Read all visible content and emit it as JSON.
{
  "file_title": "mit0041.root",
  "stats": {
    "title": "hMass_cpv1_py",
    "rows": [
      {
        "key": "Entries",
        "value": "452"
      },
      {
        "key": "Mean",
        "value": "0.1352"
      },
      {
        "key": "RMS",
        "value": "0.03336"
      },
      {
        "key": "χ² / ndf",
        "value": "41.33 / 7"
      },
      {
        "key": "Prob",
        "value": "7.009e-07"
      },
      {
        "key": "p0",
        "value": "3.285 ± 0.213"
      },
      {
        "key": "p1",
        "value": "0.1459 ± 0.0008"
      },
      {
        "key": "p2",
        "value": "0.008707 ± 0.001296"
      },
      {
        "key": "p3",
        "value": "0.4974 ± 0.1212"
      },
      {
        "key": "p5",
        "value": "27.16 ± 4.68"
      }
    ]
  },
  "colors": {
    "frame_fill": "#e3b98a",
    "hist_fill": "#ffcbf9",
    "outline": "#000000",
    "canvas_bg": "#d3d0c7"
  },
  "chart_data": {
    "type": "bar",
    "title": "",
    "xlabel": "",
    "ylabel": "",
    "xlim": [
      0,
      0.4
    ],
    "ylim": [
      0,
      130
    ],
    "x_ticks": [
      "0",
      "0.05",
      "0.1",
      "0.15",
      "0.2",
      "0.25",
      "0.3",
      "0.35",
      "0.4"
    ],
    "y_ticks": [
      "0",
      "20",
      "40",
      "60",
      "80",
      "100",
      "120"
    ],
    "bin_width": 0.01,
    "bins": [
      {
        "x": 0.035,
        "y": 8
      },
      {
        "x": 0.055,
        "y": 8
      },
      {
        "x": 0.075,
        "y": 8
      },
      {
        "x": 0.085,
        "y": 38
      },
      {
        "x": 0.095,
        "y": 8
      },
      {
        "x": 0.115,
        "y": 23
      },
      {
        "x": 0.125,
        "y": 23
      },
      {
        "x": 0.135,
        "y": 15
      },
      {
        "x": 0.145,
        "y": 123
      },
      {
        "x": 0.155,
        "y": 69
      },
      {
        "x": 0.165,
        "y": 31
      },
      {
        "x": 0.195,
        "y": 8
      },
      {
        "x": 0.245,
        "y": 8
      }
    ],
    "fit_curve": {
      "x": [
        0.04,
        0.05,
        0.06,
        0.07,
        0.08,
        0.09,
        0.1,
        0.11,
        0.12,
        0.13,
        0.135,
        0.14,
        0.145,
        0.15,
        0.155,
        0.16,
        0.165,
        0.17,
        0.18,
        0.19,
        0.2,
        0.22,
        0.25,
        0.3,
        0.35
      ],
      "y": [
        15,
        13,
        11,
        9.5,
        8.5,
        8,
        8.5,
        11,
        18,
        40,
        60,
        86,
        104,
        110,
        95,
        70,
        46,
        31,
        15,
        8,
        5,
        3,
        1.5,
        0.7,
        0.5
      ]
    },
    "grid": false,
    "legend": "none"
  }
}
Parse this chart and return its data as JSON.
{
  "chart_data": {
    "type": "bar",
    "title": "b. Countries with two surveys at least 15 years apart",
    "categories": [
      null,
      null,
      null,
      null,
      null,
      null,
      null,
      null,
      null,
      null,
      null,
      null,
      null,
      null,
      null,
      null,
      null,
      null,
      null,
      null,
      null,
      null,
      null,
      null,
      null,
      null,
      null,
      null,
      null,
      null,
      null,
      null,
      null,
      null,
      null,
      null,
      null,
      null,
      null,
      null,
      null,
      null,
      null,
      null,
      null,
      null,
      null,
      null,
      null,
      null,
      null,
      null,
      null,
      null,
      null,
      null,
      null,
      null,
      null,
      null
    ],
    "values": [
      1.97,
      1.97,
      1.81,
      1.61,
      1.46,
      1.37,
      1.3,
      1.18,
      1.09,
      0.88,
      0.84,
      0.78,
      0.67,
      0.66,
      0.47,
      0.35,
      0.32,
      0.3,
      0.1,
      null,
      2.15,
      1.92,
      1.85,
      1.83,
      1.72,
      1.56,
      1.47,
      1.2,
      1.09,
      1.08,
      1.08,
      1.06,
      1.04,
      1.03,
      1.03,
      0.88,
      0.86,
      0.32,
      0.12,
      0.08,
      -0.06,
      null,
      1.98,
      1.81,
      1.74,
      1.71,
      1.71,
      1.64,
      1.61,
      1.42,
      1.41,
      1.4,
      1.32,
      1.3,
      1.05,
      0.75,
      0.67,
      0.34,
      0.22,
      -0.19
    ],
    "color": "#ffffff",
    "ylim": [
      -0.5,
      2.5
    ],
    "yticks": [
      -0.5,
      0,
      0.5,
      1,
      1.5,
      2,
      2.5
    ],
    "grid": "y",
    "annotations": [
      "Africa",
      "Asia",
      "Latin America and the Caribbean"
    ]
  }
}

---*---

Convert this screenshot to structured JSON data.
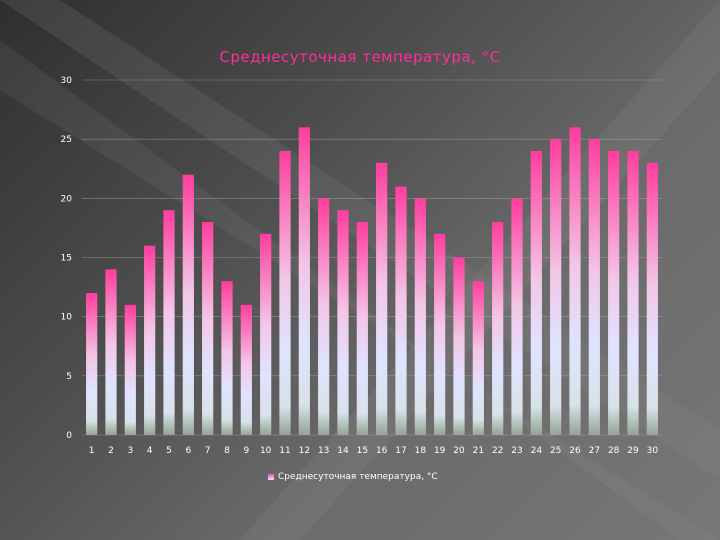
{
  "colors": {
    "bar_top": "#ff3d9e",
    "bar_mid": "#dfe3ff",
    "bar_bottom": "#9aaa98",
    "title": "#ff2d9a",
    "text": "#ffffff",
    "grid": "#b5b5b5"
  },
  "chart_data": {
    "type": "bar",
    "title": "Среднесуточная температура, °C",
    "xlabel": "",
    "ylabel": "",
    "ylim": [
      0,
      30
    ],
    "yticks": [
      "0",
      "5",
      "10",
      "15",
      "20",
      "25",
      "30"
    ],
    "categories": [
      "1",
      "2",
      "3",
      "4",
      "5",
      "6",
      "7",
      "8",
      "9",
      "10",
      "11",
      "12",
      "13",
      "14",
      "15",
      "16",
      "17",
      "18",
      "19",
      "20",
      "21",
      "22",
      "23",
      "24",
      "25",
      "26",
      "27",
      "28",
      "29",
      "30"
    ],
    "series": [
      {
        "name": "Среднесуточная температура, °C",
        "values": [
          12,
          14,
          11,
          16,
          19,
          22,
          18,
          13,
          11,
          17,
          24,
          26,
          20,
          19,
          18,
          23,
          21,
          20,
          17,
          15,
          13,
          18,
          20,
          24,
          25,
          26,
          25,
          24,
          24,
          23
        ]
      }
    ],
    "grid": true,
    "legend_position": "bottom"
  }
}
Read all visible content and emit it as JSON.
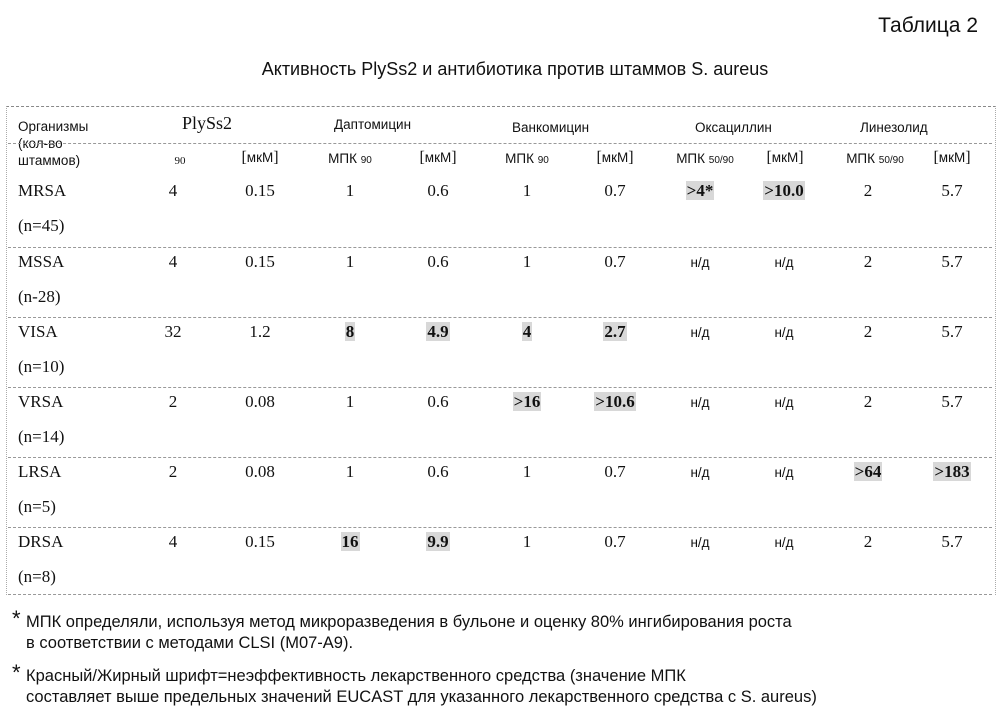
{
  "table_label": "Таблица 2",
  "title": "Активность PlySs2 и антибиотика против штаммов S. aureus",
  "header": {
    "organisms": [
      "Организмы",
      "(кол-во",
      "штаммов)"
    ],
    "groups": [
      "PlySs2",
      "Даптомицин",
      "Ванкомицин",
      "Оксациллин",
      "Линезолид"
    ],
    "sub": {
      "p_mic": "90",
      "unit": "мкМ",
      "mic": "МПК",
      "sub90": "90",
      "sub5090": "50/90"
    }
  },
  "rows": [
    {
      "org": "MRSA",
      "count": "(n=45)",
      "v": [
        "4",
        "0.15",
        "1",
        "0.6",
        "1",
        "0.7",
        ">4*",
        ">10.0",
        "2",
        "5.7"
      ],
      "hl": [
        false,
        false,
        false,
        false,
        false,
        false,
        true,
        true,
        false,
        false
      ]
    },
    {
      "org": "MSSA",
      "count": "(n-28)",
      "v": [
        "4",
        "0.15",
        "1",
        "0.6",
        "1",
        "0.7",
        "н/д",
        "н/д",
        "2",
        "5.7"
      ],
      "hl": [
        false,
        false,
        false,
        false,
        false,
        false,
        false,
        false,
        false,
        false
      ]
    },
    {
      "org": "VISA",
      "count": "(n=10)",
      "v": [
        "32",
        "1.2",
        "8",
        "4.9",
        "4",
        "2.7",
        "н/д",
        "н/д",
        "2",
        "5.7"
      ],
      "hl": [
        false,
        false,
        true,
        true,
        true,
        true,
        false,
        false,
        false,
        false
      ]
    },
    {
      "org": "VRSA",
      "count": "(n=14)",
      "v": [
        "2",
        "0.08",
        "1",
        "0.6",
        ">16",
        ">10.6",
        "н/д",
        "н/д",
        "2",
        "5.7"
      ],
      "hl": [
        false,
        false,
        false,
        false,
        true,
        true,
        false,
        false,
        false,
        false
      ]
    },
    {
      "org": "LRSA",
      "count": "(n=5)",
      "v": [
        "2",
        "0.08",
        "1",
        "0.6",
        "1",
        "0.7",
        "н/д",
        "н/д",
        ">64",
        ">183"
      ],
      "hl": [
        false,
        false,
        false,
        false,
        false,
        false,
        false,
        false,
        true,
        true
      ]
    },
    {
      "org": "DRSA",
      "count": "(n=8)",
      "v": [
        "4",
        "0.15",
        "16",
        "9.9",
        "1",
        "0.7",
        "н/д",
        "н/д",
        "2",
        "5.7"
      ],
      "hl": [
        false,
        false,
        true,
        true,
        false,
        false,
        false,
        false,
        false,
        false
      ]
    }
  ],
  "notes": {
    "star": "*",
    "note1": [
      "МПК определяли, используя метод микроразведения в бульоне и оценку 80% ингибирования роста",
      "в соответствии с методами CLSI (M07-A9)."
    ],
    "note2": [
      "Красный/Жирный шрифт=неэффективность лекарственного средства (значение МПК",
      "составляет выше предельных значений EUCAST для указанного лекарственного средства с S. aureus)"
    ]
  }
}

---*---

▸ TASK TO COMPLETE: Read the data above and count the lines that include "штаммов". Answer only with the count.

▸ WRITTEN ANSWER: 2